_REQUIREMENTS_
Check every line below for the string "total", and copy the lines that contain it.
= = = = =
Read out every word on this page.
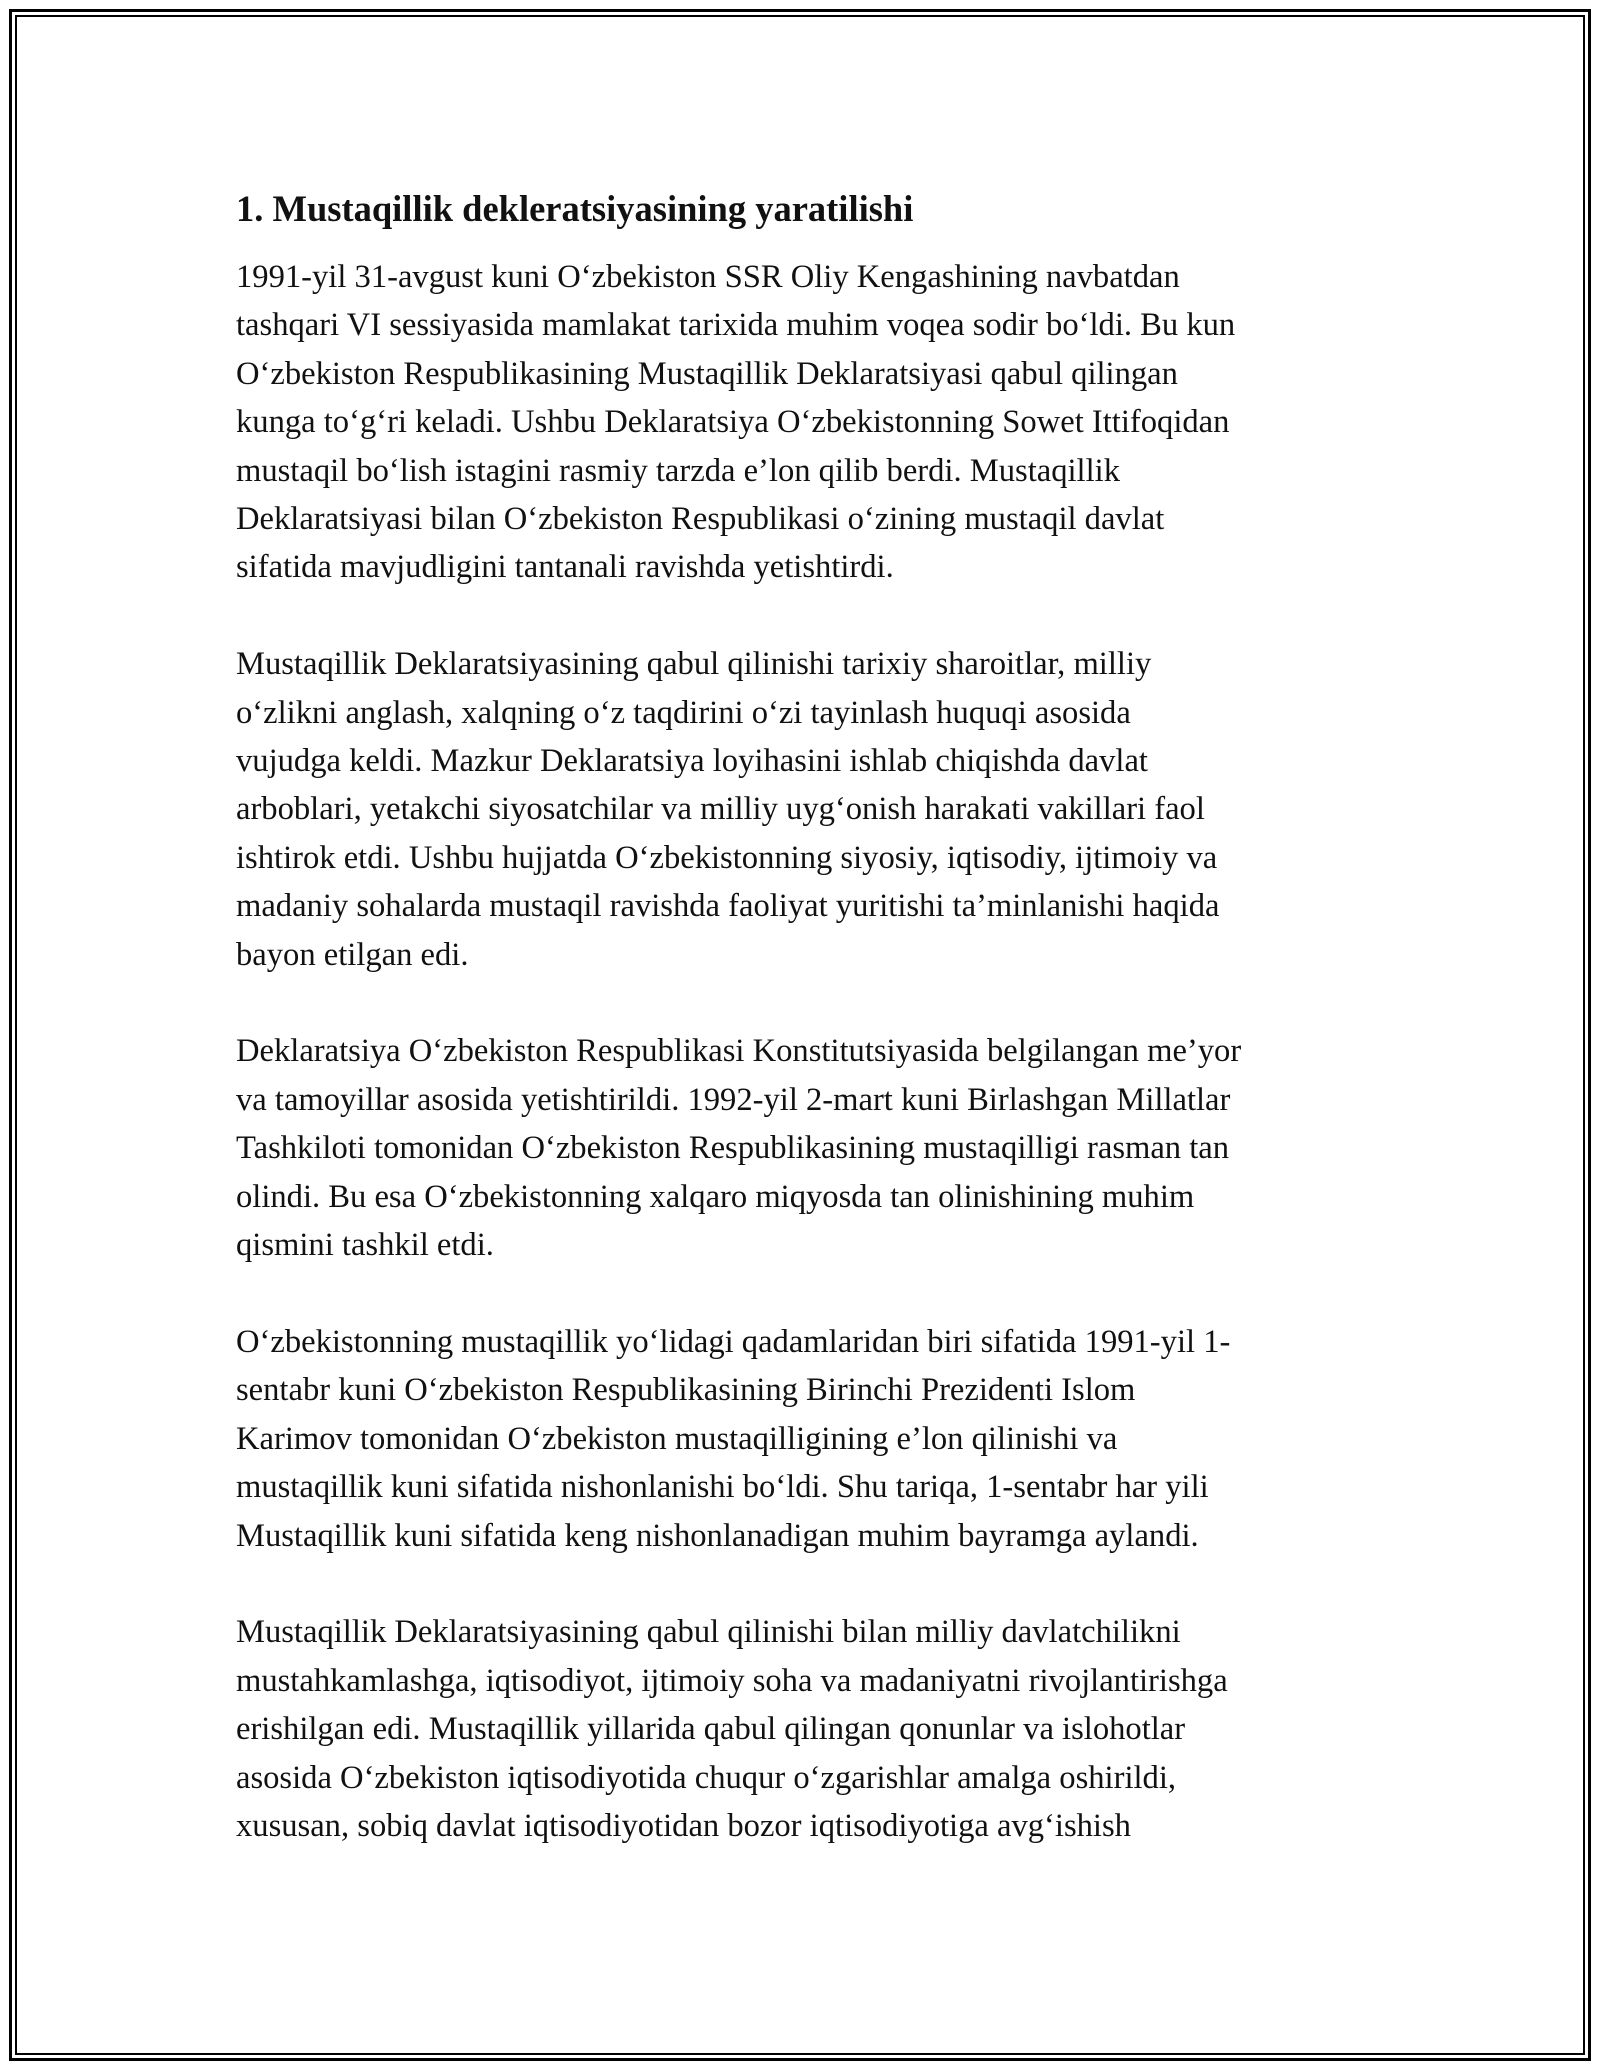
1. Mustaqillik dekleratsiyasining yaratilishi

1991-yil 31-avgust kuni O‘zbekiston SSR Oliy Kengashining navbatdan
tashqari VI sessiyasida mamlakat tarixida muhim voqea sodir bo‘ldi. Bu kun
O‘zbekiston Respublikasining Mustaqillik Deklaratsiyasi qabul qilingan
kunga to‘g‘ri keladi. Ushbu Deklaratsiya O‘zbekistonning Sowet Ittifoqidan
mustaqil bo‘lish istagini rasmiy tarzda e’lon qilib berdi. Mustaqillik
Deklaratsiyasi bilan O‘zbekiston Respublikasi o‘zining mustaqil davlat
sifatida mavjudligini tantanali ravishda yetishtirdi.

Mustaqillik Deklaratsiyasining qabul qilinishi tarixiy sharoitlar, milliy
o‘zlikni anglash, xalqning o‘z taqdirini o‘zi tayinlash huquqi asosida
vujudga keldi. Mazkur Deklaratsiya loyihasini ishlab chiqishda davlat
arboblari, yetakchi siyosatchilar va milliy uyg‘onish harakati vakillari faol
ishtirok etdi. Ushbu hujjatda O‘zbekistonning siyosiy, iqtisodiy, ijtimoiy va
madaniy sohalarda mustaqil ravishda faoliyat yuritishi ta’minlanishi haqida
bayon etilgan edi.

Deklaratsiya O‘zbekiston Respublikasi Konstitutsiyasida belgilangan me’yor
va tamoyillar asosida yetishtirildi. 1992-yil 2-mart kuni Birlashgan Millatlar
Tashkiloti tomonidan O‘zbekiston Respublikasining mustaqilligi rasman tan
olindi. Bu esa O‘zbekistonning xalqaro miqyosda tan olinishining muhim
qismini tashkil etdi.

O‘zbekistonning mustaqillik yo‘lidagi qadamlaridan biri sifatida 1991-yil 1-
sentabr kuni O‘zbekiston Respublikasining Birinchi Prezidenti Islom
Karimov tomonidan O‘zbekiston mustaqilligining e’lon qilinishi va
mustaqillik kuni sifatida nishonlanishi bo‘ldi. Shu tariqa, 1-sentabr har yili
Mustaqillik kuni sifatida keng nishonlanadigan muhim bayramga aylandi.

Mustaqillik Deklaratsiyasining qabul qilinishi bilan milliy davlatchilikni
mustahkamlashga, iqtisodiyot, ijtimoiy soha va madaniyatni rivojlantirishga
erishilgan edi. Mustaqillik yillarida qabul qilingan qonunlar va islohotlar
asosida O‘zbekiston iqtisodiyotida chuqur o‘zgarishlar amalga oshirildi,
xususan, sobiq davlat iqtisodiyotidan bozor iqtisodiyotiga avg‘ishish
= = = = =
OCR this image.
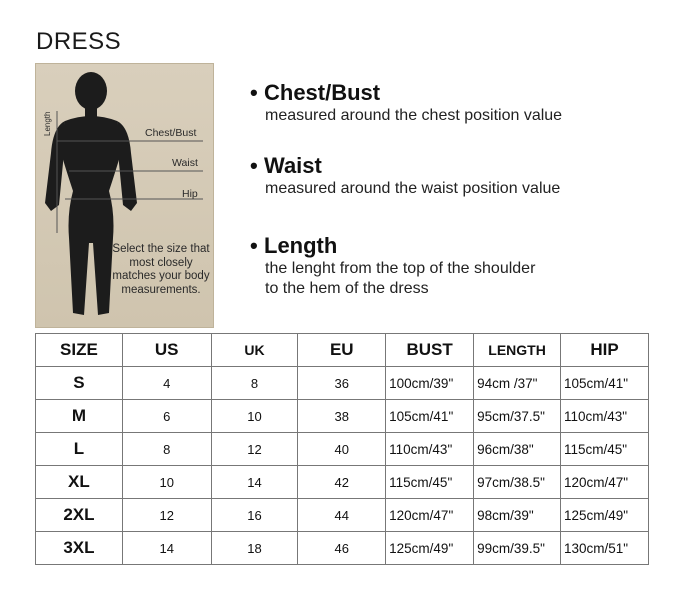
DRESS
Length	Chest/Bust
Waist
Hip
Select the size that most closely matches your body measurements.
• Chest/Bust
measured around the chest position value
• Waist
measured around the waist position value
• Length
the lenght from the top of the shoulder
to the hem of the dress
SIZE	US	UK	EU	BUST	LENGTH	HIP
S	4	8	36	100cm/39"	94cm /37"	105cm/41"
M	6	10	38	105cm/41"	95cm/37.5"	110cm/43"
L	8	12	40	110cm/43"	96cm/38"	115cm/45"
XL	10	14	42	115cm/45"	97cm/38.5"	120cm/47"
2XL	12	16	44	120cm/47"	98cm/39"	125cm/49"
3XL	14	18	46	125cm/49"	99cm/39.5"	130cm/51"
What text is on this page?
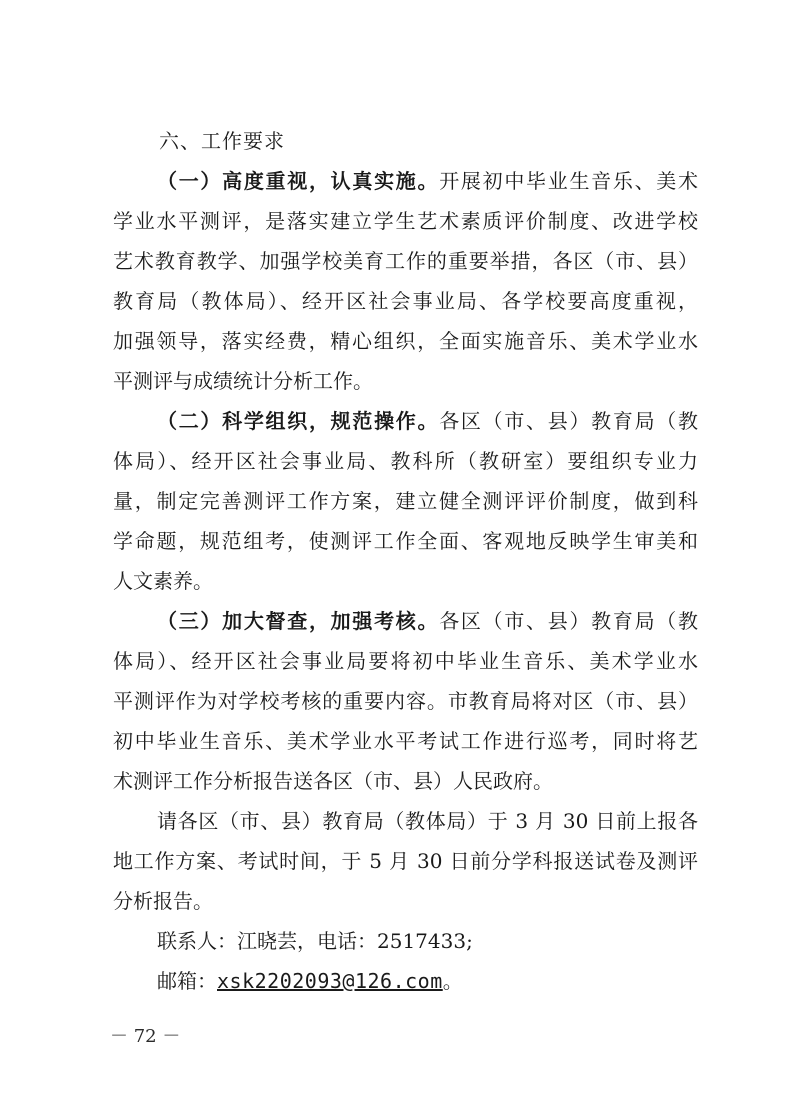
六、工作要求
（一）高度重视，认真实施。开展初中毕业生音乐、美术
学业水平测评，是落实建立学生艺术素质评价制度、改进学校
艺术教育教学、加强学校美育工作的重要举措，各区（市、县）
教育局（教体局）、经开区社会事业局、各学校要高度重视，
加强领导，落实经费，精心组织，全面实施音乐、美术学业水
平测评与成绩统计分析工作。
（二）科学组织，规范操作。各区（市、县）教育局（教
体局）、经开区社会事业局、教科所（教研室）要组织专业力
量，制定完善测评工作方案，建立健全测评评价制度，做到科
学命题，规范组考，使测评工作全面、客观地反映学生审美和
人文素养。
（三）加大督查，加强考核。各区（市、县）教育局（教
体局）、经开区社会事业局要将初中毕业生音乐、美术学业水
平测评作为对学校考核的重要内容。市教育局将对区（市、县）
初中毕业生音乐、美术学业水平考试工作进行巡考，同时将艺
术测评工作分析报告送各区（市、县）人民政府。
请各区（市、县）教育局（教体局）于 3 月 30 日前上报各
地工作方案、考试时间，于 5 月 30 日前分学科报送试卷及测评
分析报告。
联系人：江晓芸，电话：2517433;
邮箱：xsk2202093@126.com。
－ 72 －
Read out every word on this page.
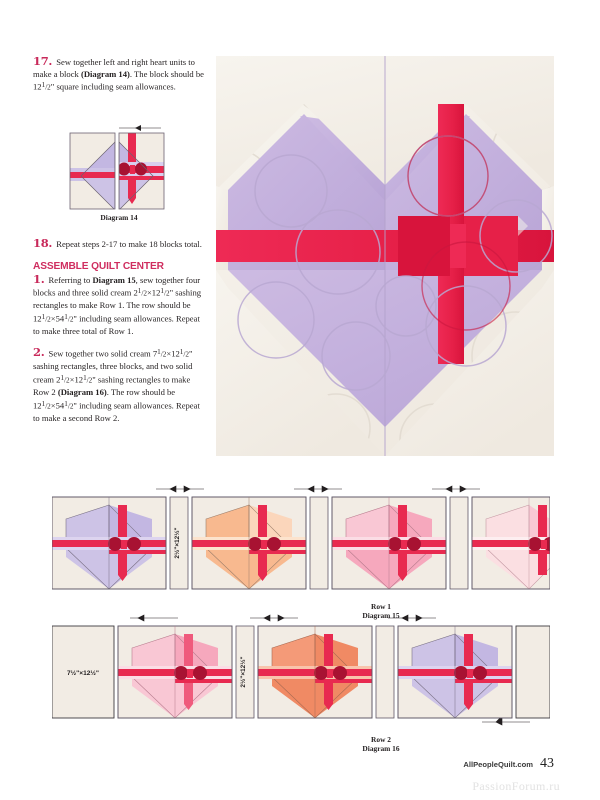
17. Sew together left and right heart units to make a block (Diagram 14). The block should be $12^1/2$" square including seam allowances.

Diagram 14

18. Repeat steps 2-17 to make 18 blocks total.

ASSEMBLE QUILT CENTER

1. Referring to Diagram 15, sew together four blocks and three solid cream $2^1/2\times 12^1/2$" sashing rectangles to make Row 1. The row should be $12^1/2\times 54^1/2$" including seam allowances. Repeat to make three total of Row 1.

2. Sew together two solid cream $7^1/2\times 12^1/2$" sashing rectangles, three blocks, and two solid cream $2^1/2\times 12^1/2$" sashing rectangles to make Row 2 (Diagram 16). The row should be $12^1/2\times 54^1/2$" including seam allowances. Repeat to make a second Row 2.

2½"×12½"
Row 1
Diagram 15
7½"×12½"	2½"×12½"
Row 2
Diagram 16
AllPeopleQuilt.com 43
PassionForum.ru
= = = = =
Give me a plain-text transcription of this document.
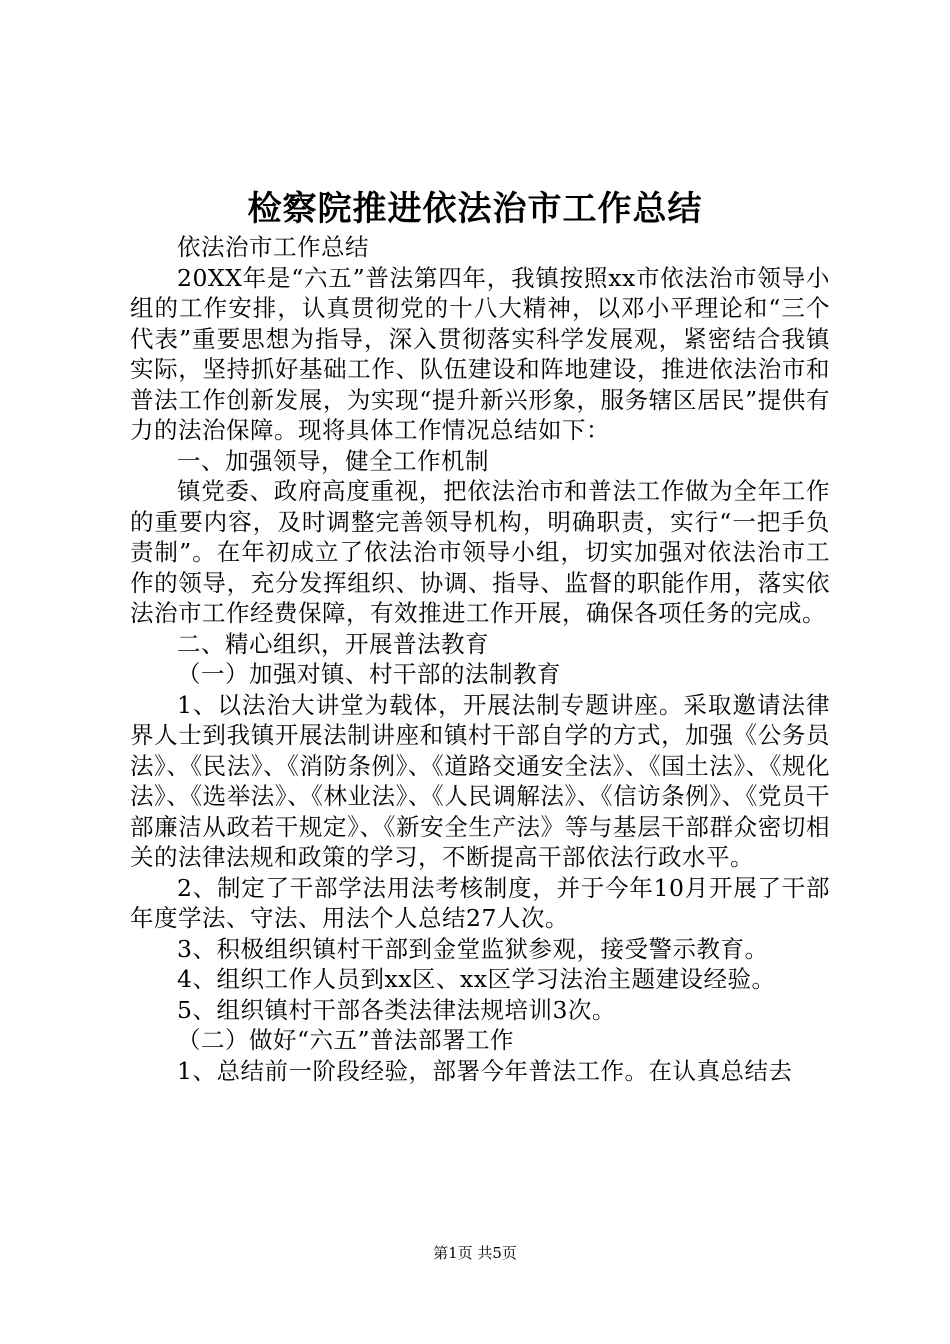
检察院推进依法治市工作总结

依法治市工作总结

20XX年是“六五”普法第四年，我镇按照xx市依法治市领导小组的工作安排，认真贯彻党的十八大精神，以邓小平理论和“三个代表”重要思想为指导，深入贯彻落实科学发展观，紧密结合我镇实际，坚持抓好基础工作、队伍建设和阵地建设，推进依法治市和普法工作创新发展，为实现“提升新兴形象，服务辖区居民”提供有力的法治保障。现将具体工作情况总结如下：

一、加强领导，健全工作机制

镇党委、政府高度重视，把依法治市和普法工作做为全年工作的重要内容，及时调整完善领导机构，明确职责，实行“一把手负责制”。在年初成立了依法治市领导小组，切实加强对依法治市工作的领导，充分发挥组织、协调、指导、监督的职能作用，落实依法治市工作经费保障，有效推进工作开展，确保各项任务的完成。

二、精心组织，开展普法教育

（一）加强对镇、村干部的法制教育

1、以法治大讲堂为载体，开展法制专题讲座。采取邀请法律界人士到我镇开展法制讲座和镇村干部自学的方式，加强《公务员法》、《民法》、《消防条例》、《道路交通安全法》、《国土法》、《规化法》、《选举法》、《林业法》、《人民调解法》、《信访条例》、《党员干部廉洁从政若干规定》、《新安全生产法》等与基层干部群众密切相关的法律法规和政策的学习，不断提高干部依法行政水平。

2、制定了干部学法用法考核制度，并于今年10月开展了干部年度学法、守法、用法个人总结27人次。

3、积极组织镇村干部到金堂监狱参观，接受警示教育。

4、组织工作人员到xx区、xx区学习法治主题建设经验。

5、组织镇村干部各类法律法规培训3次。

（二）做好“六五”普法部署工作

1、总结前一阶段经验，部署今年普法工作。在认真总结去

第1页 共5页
= = = = =
_REPLY_
18. Repeat steps 2-17 to make 18 blocks total.
1. Referring to Diagram 15, sew together four blocks and three solid cream $2^1/2\times 12^1/2$" sashing rectangles to make Row 1. The row should be $12^1/2\times 54^1/2$" including seam allowances. Repeat to make three total of Row 1.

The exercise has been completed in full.